(Extracted data entries)

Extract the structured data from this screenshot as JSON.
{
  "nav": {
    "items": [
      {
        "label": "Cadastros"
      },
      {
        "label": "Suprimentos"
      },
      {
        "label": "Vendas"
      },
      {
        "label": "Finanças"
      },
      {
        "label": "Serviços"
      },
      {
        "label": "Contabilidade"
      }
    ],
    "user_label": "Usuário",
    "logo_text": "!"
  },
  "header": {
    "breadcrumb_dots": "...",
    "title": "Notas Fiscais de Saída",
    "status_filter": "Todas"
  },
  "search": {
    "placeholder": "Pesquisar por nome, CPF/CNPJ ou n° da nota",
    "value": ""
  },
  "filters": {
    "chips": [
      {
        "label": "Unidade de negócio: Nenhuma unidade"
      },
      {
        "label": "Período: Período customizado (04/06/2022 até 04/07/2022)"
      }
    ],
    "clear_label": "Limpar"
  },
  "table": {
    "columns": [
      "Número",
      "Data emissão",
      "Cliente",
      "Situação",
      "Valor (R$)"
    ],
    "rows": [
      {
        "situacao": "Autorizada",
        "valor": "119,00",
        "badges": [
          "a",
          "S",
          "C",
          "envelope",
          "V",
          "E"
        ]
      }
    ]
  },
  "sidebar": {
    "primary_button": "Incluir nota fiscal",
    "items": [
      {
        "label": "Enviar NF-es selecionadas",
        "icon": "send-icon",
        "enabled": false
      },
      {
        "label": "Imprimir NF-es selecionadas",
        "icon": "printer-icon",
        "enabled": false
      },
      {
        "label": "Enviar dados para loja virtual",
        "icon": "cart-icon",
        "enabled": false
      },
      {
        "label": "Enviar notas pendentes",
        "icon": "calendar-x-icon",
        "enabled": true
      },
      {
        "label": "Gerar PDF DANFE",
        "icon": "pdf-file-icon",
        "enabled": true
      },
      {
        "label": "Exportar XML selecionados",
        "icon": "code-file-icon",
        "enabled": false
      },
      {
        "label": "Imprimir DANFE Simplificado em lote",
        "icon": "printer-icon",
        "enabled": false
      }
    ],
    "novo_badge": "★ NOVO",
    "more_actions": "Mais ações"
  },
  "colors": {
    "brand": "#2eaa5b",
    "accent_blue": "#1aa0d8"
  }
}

** Aim **
Each line must be given again exactly as written above.

** Task output **
Extract the structured data from this screenshot as JSON.
{
  "nav": {
    "items": [
      {
        "label": "Cadastros"
      },
      {
        "label": "Suprimentos"
      },
      {
        "label": "Vendas"
      },
      {
        "label": "Finanças"
      },
      {
        "label": "Serviços"
      },
      {
        "label": "Contabilidade"
      }
    ],
    "user_label": "Usuário",
    "logo_text": "!"
  },
  "header": {
    "breadcrumb_dots": "...",
    "title": "Notas Fiscais de Saída",
    "status_filter": "Todas"
  },
  "search": {
    "placeholder": "Pesquisar por nome, CPF/CNPJ ou n° da nota",
    "value": ""
  },
  "filters": {
    "chips": [
      {
        "label": "Unidade de negócio: Nenhuma unidade"
      },
      {
        "label": "Período: Período customizado (04/06/2022 até 04/07/2022)"
      }
    ],
    "clear_label": "Limpar"
  },
  "table": {
    "columns": [
      "Número",
      "Data emissão",
      "Cliente",
      "Situação",
      "Valor (R$)"
    ],
    "rows": [
      {
        "situacao": "Autorizada",
        "valor": "119,00",
        "badges": [
          "a",
          "S",
          "C",
          "envelope",
          "V",
          "E"
        ]
      }
    ]
  },
  "sidebar": {
    "primary_button": "Incluir nota fiscal",
    "items": [
      {
        "label": "Enviar NF-es selecionadas",
        "icon": "send-icon",
        "enabled": false
      },
      {
        "label": "Imprimir NF-es selecionadas",
        "icon": "printer-icon",
        "enabled": false
      },
      {
        "label": "Enviar dados para loja virtual",
        "icon": "cart-icon",
        "enabled": false
      },
      {
        "label": "Enviar notas pendentes",
        "icon": "calendar-x-icon",
        "enabled": true
      },
      {
        "label": "Gerar PDF DANFE",
        "icon": "pdf-file-icon",
        "enabled": true
      },
      {
        "label": "Exportar XML selecionados",
        "icon": "code-file-icon",
        "enabled": false
      },
      {
        "label": "Imprimir DANFE Simplificado em lote",
        "icon": "printer-icon",
        "enabled": false
      }
    ],
    "novo_badge": "★ NOVO",
    "more_actions": "Mais ações"
  },
  "colors": {
    "brand": "#2eaa5b",
    "accent_blue": "#1aa0d8"
  }
}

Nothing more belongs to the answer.